Figure contents as structured data

★ ★ ★ ★ ★

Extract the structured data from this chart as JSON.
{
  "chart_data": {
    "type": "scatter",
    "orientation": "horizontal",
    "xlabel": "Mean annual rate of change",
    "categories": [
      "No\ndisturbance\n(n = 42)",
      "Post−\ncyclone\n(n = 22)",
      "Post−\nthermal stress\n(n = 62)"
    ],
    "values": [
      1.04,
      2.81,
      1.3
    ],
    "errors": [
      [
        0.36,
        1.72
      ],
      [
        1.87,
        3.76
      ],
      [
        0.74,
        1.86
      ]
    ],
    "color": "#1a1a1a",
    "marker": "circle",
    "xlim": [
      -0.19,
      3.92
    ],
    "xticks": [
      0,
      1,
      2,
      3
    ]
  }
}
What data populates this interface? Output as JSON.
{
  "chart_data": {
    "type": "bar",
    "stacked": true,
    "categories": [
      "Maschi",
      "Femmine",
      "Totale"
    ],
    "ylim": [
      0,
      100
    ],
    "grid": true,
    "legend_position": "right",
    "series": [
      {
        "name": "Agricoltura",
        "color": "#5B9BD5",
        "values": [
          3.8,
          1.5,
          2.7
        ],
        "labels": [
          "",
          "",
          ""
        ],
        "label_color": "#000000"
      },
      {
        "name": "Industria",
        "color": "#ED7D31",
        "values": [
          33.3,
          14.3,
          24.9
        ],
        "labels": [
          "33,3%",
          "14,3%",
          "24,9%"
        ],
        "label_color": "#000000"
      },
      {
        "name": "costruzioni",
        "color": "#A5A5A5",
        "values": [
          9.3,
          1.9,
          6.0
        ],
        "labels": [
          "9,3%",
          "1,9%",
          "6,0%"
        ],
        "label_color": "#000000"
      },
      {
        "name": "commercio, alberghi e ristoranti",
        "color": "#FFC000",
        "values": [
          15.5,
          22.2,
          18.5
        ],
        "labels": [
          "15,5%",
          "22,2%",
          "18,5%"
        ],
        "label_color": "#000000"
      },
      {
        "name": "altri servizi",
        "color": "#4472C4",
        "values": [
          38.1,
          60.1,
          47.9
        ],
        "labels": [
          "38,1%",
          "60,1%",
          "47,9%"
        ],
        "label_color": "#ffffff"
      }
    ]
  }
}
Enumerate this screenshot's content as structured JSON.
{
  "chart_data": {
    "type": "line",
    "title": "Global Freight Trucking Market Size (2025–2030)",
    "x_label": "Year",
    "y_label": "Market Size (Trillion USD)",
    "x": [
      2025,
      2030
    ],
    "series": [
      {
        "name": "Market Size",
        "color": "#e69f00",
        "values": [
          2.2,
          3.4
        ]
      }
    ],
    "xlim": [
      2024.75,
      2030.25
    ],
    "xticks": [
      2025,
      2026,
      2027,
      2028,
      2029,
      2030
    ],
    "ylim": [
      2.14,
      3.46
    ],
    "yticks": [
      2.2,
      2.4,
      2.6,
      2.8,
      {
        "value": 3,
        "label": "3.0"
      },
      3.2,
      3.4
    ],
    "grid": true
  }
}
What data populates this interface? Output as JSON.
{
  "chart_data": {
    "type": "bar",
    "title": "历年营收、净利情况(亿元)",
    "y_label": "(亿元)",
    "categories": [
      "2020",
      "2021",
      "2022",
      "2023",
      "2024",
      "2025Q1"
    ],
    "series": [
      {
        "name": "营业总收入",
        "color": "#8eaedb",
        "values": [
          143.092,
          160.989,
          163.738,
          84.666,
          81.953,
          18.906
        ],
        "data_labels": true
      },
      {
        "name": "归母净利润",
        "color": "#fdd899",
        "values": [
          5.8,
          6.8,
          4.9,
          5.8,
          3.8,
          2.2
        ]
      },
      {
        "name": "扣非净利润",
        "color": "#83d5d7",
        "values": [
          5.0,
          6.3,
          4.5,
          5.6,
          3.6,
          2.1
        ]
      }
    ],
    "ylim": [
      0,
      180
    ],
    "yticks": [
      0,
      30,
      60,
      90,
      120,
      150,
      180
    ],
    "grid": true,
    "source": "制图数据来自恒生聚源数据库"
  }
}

★ ★ ★ ★ ★

Copy out all of the data exactly, leaving nothing out.

▸ Solved problem:
Extract the structured data from this chart as JSON.
{
  "chart_data": {
    "type": "scatter",
    "orientation": "horizontal",
    "xlabel": "Mean annual rate of change",
    "categories": [
      "No\ndisturbance\n(n = 42)",
      "Post−\ncyclone\n(n = 22)",
      "Post−\nthermal stress\n(n = 62)"
    ],
    "values": [
      1.04,
      2.81,
      1.3
    ],
    "errors": [
      [
        0.36,
        1.72
      ],
      [
        1.87,
        3.76
      ],
      [
        0.74,
        1.86
      ]
    ],
    "color": "#1a1a1a",
    "marker": "circle",
    "xlim": [
      -0.19,
      3.92
    ],
    "xticks": [
      0,
      1,
      2,
      3
    ]
  }
}
What data populates this interface? Output as JSON.
{
  "chart_data": {
    "type": "bar",
    "stacked": true,
    "categories": [
      "Maschi",
      "Femmine",
      "Totale"
    ],
    "ylim": [
      0,
      100
    ],
    "grid": true,
    "legend_position": "right",
    "series": [
      {
        "name": "Agricoltura",
        "color": "#5B9BD5",
        "values": [
          3.8,
          1.5,
          2.7
        ],
        "labels": [
          "",
          "",
          ""
        ],
        "label_color": "#000000"
      },
      {
        "name": "Industria",
        "color": "#ED7D31",
        "values": [
          33.3,
          14.3,
          24.9
        ],
        "labels": [
          "33,3%",
          "14,3%",
          "24,9%"
        ],
        "label_color": "#000000"
      },
      {
        "name": "costruzioni",
        "color": "#A5A5A5",
        "values": [
          9.3,
          1.9,
          6.0
        ],
        "labels": [
          "9,3%",
          "1,9%",
          "6,0%"
        ],
        "label_color": "#000000"
      },
      {
        "name": "commercio, alberghi e ristoranti",
        "color": "#FFC000",
        "values": [
          15.5,
          22.2,
          18.5
        ],
        "labels": [
          "15,5%",
          "22,2%",
          "18,5%"
        ],
        "label_color": "#000000"
      },
      {
        "name": "altri servizi",
        "color": "#4472C4",
        "values": [
          38.1,
          60.1,
          47.9
        ],
        "labels": [
          "38,1%",
          "60,1%",
          "47,9%"
        ],
        "label_color": "#ffffff"
      }
    ]
  }
}
Enumerate this screenshot's content as structured JSON.
{
  "chart_data": {
    "type": "line",
    "title": "Global Freight Trucking Market Size (2025–2030)",
    "x_label": "Year",
    "y_label": "Market Size (Trillion USD)",
    "x": [
      2025,
      2030
    ],
    "series": [
      {
        "name": "Market Size",
        "color": "#e69f00",
        "values": [
          2.2,
          3.4
        ]
      }
    ],
    "xlim": [
      2024.75,
      2030.25
    ],
    "xticks": [
      2025,
      2026,
      2027,
      2028,
      2029,
      2030
    ],
    "ylim": [
      2.14,
      3.46
    ],
    "yticks": [
      2.2,
      2.4,
      2.6,
      2.8,
      {
        "value": 3,
        "label": "3.0"
      },
      3.2,
      3.4
    ],
    "grid": true
  }
}
What data populates this interface? Output as JSON.
{
  "chart_data": {
    "type": "bar",
    "title": "历年营收、净利情况(亿元)",
    "y_label": "(亿元)",
    "categories": [
      "2020",
      "2021",
      "2022",
      "2023",
      "2024",
      "2025Q1"
    ],
    "series": [
      {
        "name": "营业总收入",
        "color": "#8eaedb",
        "values": [
          143.092,
          160.989,
          163.738,
          84.666,
          81.953,
          18.906
        ],
        "data_labels": true
      },
      {
        "name": "归母净利润",
        "color": "#fdd899",
        "values": [
          5.8,
          6.8,
          4.9,
          5.8,
          3.8,
          2.2
        ]
      },
      {
        "name": "扣非净利润",
        "color": "#83d5d7",
        "values": [
          5.0,
          6.3,
          4.5,
          5.6,
          3.6,
          2.1
        ]
      }
    ],
    "ylim": [
      0,
      180
    ],
    "yticks": [
      0,
      30,
      60,
      90,
      120,
      150,
      180
    ],
    "grid": true,
    "source": "制图数据来自恒生聚源数据库"
  }
}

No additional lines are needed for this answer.